Pull out every line below containing the word "this".
Begin
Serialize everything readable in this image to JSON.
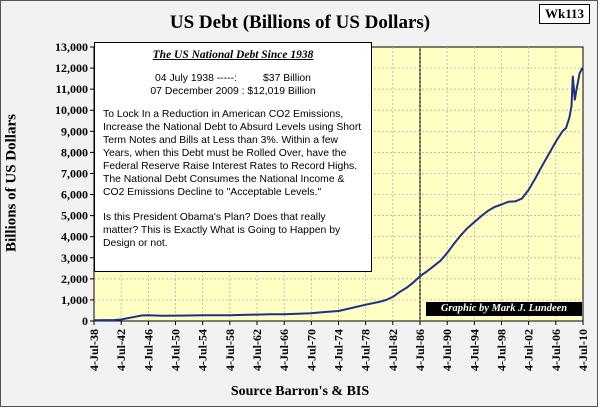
{
  "tag": "Wk113",
  "chart_data": {
    "type": "line",
    "title": "US Debt (Billions of US Dollars)",
    "ylabel": "Billions of US Dollars",
    "xlabel": "Source Barron's & BIS",
    "ylim": [
      0,
      13000
    ],
    "xlim": [
      1938,
      2010
    ],
    "yticks": [
      0,
      1000,
      2000,
      3000,
      4000,
      5000,
      6000,
      7000,
      8000,
      9000,
      10000,
      11000,
      12000,
      13000
    ],
    "ytick_labels": [
      "0",
      "1,000",
      "2,000",
      "3,000",
      "4,000",
      "5,000",
      "6,000",
      "7,000",
      "8,000",
      "9,000",
      "10,000",
      "11,000",
      "12,000",
      "13,000"
    ],
    "xticks": [
      1938,
      1942,
      1946,
      1950,
      1954,
      1958,
      1962,
      1966,
      1970,
      1974,
      1978,
      1982,
      1986,
      1990,
      1994,
      1998,
      2002,
      2006,
      2010
    ],
    "xtick_labels": [
      "4-Jul-38",
      "4-Jul-42",
      "4-Jul-46",
      "4-Jul-50",
      "4-Jul-54",
      "4-Jul-58",
      "4-Jul-62",
      "4-Jul-66",
      "4-Jul-70",
      "4-Jul-74",
      "4-Jul-78",
      "4-Jul-82",
      "4-Jul-86",
      "4-Jul-90",
      "4-Jul-94",
      "4-Jul-98",
      "4-Jul-02",
      "4-Jul-06",
      "4-Jul-10"
    ],
    "grid": true,
    "highlight_start": 1986,
    "line_color": "#1f2f88",
    "plot_bg": "#ffffc4",
    "series": [
      {
        "x": [
          1938,
          1940,
          1941,
          1942,
          1943,
          1944,
          1945,
          1946,
          1948,
          1950,
          1952,
          1954,
          1956,
          1958,
          1960,
          1962,
          1964,
          1966,
          1968,
          1970,
          1972,
          1974,
          1976,
          1978,
          1980,
          1981,
          1982,
          1983,
          1984,
          1985,
          1986,
          1987,
          1988,
          1989,
          1990,
          1991,
          1992,
          1993,
          1994,
          1995,
          1996,
          1997,
          1998,
          1999,
          2000,
          2001,
          2002,
          2003,
          2004,
          2005,
          2006,
          2007,
          2007.5,
          2008,
          2008.3,
          2008.5,
          2008.8,
          2009,
          2009.5,
          2009.93
        ],
        "y": [
          37,
          43,
          49,
          72,
          137,
          201,
          259,
          270,
          252,
          257,
          259,
          271,
          273,
          276,
          291,
          303,
          317,
          320,
          348,
          371,
          427,
          475,
          621,
          772,
          908,
          998,
          1142,
          1377,
          1572,
          1823,
          2125,
          2350,
          2602,
          2857,
          3233,
          3665,
          4065,
          4411,
          4693,
          4974,
          5225,
          5413,
          5526,
          5656,
          5674,
          5807,
          6228,
          6783,
          7379,
          7933,
          8507,
          9008,
          9150,
          9650,
          10200,
          11600,
          10500,
          10900,
          11750,
          12019
        ]
      }
    ]
  },
  "info_box": {
    "title": "The US National Debt Since 1938",
    "fact1": "04 July 1938 -----:         $37 Billion",
    "fact2": "07 December 2009 : $12,019 Billion",
    "paragraph": "To Lock In a Reduction in American CO2 Emissions, Increase the National Debt to Absurd Levels using Short Term Notes and Bills at Less than 3%.  Within a few Years, when this Debt must be Rolled Over, have the Federal Reserve Raise Interest Rates to Record Highs.  The National Debt Consumes the National Income & CO2 Emissions Decline to \"Acceptable Levels.\"",
    "paragraph2": "Is this President Obama's Plan?  Does that really matter? This is Exactly What is Going to Happen by Design or not."
  },
  "credit": "Graphic by Mark J. Lundeen"
}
End
**WRITTEN ANSWER**
Serialize everything readable in this image to JSON.
    "paragraph": "To Lock In a Reduction in American CO2 Emissions, Increase the National Debt to Absurd Levels using Short Term Notes and Bills at Less than 3%.  Within a few Years, when this Debt must be Rolled Over, have the Federal Reserve Raise Interest Rates to Record Highs.  The National Debt Consumes the National Income & CO2 Emissions Decline to \"Acceptable Levels.\"",
    "paragraph2": "Is this President Obama's Plan?  Does that really matter? This is Exactly What is Going to Happen by Design or not."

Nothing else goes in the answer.